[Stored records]

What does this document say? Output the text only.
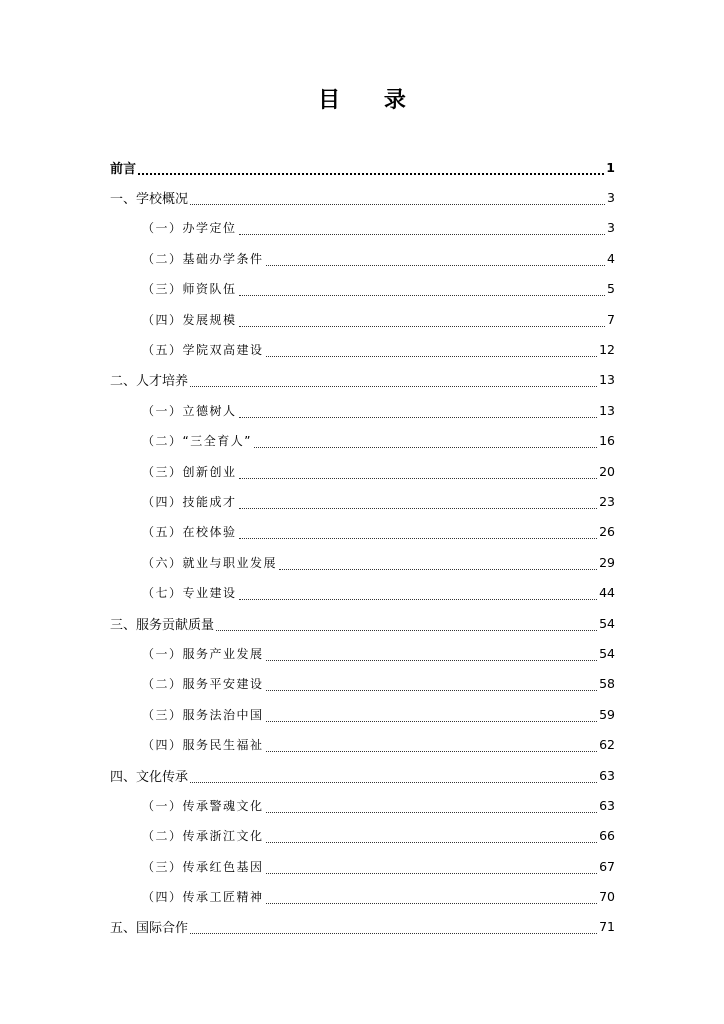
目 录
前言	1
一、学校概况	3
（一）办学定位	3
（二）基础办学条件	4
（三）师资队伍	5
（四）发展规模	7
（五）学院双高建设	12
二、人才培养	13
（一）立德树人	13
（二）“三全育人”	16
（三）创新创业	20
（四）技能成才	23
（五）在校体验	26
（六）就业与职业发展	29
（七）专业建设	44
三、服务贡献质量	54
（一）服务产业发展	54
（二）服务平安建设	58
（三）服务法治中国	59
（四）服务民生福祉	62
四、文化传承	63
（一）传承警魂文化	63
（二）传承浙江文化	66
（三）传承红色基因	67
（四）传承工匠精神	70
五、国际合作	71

Required task: Retype everything in the material word for word, minus pictures.

Problem solution:
What does this document say? Output the text only.
目 录
前言	1
一、学校概况	3
（一）办学定位	3
（二）基础办学条件	4
（三）师资队伍	5
（四）发展规模	7
（五）学院双高建设	12
二、人才培养	13
（一）立德树人	13
（二）“三全育人”	16
（三）创新创业	20
（四）技能成才	23
（五）在校体验	26
（六）就业与职业发展	29
（七）专业建设	44
三、服务贡献质量	54
（一）服务产业发展	54
（二）服务平安建设	58
（三）服务法治中国	59
（四）服务民生福祉	62
四、文化传承	63
（一）传承警魂文化	63
（二）传承浙江文化	66
（三）传承红色基因	67
（四）传承工匠精神	70
五、国际合作	71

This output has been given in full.